> [THE PROBLEM] All the data must come back unchanged, except that pictures are left out.

* Start *

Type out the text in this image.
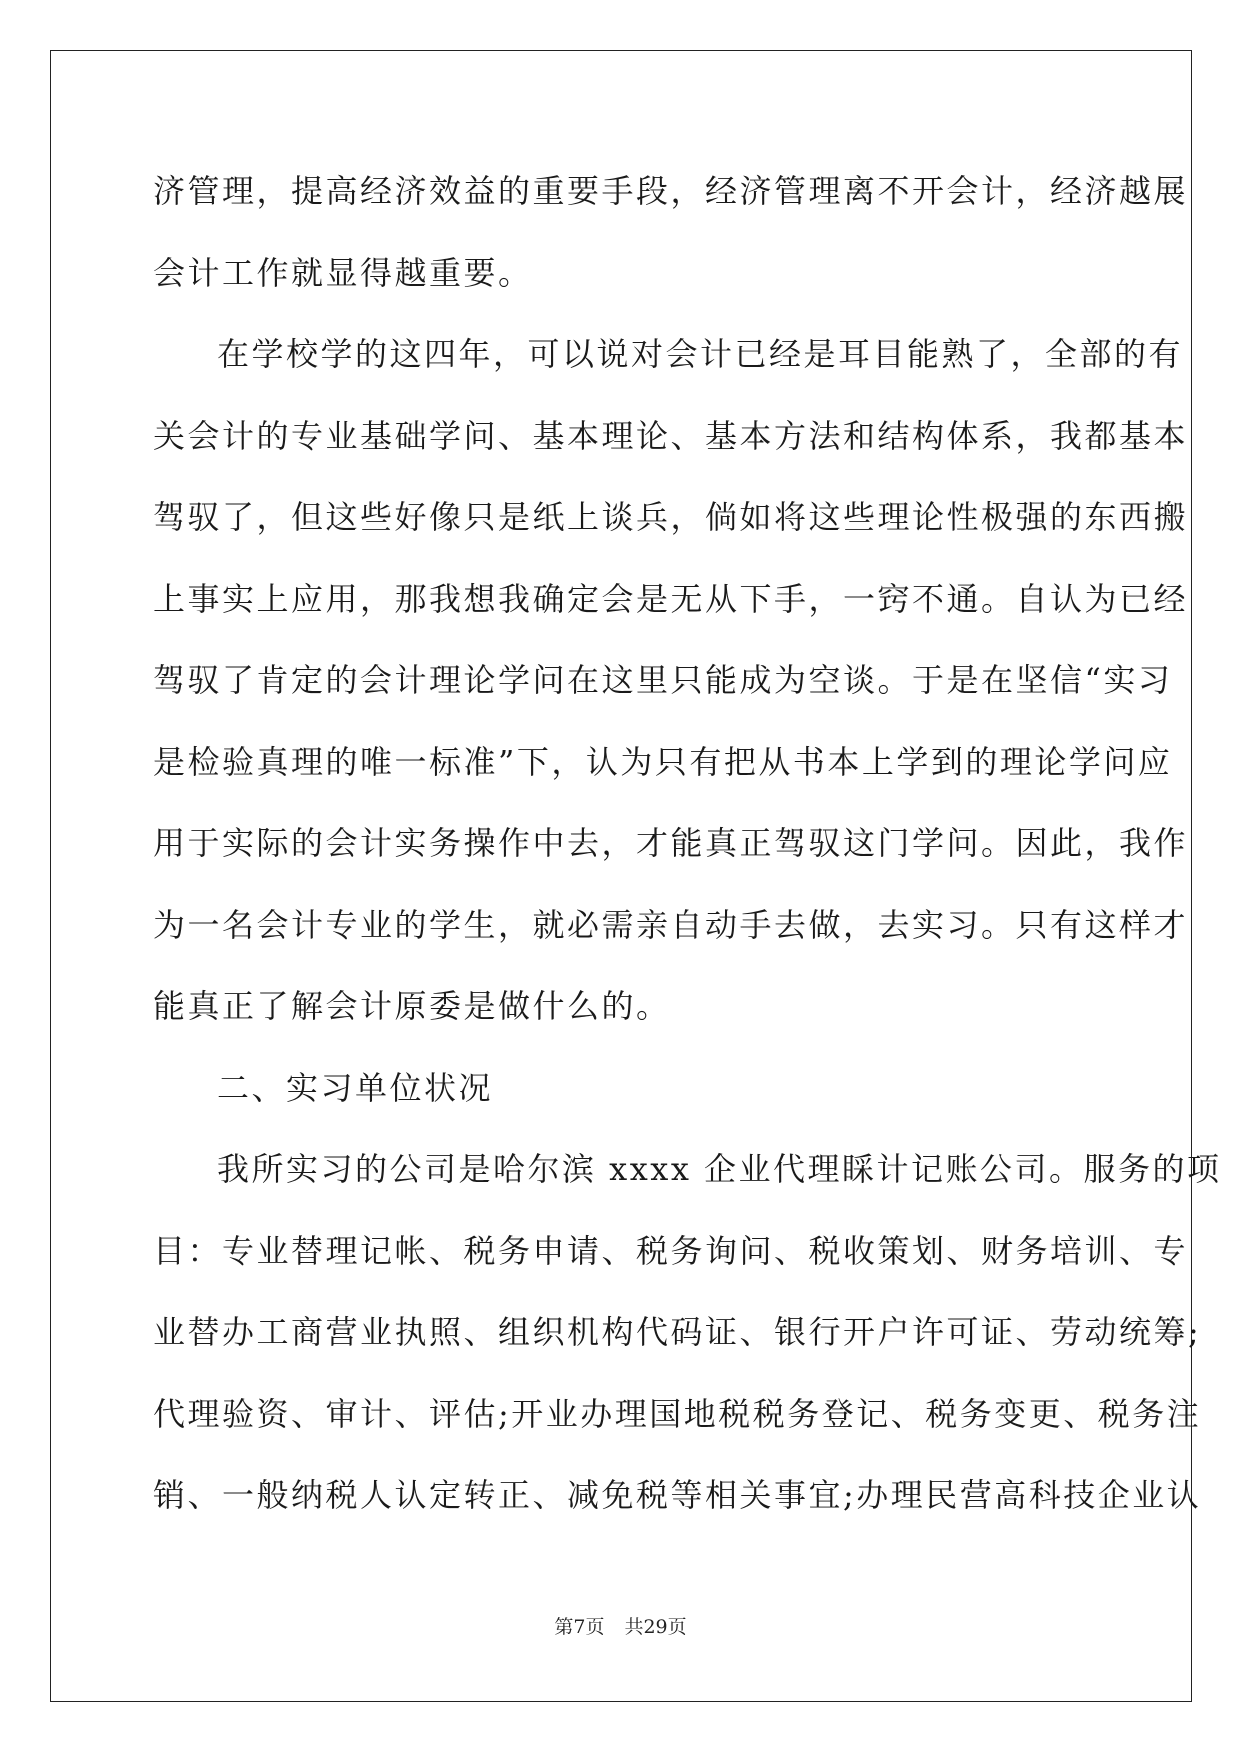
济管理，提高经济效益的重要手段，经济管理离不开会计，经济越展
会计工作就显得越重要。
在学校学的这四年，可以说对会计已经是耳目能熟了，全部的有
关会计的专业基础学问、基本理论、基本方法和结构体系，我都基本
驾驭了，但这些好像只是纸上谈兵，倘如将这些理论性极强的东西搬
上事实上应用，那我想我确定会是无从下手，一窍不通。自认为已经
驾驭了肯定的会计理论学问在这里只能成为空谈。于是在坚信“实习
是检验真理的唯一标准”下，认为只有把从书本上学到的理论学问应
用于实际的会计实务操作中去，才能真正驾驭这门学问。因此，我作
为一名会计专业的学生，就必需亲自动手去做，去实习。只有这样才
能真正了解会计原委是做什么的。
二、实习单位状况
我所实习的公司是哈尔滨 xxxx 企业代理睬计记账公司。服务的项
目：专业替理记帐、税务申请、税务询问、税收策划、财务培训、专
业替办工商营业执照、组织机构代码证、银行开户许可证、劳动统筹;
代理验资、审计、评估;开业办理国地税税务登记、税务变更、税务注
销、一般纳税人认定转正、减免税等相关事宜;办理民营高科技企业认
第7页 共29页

* End *

> [EXERCISE RESULT]
Type out the text in this image.
济管理，提高经济效益的重要手段，经济管理离不开会计，经济越展
会计工作就显得越重要。
在学校学的这四年，可以说对会计已经是耳目能熟了，全部的有
关会计的专业基础学问、基本理论、基本方法和结构体系，我都基本
驾驭了，但这些好像只是纸上谈兵，倘如将这些理论性极强的东西搬
上事实上应用，那我想我确定会是无从下手，一窍不通。自认为已经
驾驭了肯定的会计理论学问在这里只能成为空谈。于是在坚信“实习
是检验真理的唯一标准”下，认为只有把从书本上学到的理论学问应
用于实际的会计实务操作中去，才能真正驾驭这门学问。因此，我作
为一名会计专业的学生，就必需亲自动手去做，去实习。只有这样才
能真正了解会计原委是做什么的。
二、实习单位状况
我所实习的公司是哈尔滨 xxxx 企业代理睬计记账公司。服务的项
目：专业替理记帐、税务申请、税务询问、税收策划、财务培训、专
业替办工商营业执照、组织机构代码证、银行开户许可证、劳动统筹;
代理验资、审计、评估;开业办理国地税税务登记、税务变更、税务注
销、一般纳税人认定转正、减免税等相关事宜;办理民营高科技企业认
第7页 共29页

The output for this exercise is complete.